▶ [Exercise] Give the number of lines that include the word "دخولنا", nothing more.

Source data:
──────

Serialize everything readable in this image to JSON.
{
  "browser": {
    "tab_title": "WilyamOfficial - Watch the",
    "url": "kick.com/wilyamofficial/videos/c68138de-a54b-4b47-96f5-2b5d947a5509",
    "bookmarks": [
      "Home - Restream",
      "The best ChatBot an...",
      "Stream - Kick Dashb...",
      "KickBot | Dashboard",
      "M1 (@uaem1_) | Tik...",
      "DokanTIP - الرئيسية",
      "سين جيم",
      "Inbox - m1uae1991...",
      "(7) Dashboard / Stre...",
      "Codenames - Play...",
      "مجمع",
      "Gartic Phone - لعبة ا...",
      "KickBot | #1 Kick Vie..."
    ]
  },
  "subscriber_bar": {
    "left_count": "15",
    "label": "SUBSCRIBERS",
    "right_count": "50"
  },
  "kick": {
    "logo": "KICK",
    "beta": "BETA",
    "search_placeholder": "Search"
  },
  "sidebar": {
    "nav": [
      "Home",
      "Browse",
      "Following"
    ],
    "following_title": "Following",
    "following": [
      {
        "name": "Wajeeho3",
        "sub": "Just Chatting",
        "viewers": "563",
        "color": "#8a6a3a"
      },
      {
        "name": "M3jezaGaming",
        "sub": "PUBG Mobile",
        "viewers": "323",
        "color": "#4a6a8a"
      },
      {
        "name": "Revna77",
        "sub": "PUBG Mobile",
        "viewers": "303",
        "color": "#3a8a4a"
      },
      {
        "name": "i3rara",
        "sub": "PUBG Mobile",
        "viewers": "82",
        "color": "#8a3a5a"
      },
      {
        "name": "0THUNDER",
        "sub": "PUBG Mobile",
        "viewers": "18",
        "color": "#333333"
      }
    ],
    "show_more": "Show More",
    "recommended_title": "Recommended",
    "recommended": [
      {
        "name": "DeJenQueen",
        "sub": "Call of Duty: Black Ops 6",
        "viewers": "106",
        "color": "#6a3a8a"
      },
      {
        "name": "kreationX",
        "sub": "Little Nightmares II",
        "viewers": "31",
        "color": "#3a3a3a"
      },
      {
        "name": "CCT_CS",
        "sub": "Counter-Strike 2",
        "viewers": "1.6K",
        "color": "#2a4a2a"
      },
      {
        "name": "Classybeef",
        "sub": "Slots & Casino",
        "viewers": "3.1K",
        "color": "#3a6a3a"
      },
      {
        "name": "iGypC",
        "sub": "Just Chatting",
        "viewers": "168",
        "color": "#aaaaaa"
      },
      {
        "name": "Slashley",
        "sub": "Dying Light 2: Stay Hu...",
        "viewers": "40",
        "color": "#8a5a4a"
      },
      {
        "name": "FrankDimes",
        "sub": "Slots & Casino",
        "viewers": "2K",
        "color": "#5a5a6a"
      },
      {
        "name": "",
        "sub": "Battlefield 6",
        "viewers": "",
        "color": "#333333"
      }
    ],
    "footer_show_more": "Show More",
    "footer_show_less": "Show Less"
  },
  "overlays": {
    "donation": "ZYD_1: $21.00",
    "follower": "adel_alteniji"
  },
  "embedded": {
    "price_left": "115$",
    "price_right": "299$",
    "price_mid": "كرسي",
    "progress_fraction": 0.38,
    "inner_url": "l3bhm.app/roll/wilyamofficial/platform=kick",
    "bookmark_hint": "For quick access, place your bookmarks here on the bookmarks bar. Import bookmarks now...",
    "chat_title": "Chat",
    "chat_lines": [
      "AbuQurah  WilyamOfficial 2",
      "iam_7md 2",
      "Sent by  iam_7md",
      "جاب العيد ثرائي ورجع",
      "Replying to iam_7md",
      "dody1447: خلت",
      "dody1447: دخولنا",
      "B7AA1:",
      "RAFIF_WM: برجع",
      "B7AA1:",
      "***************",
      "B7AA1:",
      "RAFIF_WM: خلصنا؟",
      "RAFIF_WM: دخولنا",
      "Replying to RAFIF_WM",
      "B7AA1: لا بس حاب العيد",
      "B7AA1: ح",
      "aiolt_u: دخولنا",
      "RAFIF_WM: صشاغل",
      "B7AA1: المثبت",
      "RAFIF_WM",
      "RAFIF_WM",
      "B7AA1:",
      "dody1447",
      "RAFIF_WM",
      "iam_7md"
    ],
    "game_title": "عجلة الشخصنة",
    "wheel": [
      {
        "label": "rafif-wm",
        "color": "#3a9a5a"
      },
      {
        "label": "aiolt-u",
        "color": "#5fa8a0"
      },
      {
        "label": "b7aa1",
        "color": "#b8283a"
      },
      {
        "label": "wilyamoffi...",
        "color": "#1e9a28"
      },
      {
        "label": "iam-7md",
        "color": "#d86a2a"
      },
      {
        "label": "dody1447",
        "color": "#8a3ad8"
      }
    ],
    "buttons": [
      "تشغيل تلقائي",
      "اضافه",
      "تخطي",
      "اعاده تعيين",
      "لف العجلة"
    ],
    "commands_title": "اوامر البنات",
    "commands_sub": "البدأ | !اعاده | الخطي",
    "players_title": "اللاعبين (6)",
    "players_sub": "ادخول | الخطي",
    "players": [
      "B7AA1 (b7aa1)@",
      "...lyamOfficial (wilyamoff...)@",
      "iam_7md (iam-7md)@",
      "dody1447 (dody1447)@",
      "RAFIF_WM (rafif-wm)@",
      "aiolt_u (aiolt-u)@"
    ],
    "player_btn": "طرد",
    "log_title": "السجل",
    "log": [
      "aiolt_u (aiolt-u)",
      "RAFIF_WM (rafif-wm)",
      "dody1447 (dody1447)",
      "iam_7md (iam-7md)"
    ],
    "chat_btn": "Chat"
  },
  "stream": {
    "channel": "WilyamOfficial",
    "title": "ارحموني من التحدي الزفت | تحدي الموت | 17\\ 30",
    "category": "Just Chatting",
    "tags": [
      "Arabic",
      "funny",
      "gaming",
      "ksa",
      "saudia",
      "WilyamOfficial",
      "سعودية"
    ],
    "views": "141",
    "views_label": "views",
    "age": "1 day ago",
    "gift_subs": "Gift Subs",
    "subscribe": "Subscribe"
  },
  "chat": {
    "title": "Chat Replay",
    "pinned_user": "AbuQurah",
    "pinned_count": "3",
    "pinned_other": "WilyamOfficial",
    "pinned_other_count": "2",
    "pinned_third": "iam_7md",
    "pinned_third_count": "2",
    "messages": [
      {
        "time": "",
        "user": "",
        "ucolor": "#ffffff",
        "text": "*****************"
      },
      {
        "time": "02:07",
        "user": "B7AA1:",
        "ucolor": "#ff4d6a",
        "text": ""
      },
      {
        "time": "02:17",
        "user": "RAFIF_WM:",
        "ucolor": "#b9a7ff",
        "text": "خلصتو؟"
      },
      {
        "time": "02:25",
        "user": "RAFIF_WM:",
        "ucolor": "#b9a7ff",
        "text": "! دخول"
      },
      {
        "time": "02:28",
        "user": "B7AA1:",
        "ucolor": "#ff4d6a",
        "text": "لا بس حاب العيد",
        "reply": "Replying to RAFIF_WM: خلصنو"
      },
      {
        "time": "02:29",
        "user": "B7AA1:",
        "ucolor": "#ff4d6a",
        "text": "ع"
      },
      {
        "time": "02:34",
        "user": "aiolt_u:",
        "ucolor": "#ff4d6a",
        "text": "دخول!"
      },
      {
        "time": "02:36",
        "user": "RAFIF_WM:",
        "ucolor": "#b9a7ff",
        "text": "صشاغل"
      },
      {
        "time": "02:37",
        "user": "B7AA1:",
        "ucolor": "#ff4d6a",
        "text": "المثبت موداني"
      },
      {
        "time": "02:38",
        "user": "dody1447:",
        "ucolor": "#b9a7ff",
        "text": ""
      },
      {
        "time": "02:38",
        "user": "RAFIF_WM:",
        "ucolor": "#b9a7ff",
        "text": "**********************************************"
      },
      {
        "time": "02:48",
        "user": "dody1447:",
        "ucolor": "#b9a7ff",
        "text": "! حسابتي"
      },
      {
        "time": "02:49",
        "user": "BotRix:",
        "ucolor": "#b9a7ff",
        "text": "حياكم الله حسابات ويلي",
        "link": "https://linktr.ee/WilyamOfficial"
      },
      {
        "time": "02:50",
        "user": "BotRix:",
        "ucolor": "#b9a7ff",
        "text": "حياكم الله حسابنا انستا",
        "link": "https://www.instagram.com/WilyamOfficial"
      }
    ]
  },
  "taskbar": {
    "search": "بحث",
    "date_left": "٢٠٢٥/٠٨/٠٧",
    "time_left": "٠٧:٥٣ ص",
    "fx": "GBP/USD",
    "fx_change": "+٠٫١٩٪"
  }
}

──────

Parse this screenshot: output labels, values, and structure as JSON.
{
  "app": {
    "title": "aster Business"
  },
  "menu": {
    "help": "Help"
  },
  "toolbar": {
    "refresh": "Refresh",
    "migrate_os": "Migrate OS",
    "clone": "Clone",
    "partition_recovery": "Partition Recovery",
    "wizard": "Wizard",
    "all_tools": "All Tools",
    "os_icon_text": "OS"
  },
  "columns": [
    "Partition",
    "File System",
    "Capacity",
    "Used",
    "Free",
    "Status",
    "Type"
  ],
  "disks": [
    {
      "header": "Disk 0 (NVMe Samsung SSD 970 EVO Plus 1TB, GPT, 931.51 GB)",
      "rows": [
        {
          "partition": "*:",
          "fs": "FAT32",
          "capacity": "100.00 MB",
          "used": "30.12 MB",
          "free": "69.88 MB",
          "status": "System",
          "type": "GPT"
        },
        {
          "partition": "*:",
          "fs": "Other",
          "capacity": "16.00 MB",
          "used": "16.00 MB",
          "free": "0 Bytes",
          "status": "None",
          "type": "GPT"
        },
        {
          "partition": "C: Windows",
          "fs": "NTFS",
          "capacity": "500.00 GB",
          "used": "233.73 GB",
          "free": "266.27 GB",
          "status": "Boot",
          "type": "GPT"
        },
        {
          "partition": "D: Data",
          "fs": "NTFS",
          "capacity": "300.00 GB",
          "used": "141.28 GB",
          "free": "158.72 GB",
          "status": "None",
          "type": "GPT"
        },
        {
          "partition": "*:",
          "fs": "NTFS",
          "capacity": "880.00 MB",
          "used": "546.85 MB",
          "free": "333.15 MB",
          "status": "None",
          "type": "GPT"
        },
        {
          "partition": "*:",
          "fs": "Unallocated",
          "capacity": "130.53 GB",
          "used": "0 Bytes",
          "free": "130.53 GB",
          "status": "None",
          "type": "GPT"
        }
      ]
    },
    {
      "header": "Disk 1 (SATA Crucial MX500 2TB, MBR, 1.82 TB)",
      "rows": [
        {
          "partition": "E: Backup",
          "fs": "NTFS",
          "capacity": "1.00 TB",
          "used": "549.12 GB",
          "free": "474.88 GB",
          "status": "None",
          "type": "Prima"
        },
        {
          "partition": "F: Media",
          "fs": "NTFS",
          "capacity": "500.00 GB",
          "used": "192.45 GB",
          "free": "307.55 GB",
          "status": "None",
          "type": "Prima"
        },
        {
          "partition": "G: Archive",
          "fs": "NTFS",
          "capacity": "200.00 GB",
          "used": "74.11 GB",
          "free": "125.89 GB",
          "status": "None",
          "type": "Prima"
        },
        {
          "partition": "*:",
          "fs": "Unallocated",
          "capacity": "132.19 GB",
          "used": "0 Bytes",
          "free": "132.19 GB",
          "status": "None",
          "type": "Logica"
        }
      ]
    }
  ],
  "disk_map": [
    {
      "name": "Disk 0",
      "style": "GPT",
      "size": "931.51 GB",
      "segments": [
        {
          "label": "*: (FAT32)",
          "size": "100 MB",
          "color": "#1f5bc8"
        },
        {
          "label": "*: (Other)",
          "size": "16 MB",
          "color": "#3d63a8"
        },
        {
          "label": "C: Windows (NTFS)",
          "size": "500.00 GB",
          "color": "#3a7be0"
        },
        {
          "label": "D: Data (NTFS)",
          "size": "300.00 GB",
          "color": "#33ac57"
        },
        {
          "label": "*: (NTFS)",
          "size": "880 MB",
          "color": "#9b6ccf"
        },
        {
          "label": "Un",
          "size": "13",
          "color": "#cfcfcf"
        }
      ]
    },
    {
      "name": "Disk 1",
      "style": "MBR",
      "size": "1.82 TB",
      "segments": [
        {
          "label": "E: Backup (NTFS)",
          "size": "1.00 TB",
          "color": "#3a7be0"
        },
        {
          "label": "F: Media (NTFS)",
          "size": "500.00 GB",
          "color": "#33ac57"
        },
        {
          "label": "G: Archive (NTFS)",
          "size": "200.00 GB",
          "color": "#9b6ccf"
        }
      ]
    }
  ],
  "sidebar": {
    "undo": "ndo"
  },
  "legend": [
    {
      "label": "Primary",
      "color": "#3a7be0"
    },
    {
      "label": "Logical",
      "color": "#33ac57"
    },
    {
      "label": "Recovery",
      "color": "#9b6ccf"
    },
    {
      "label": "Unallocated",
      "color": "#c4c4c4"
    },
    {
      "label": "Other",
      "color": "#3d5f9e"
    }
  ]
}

──────

▶ [The completed task] 3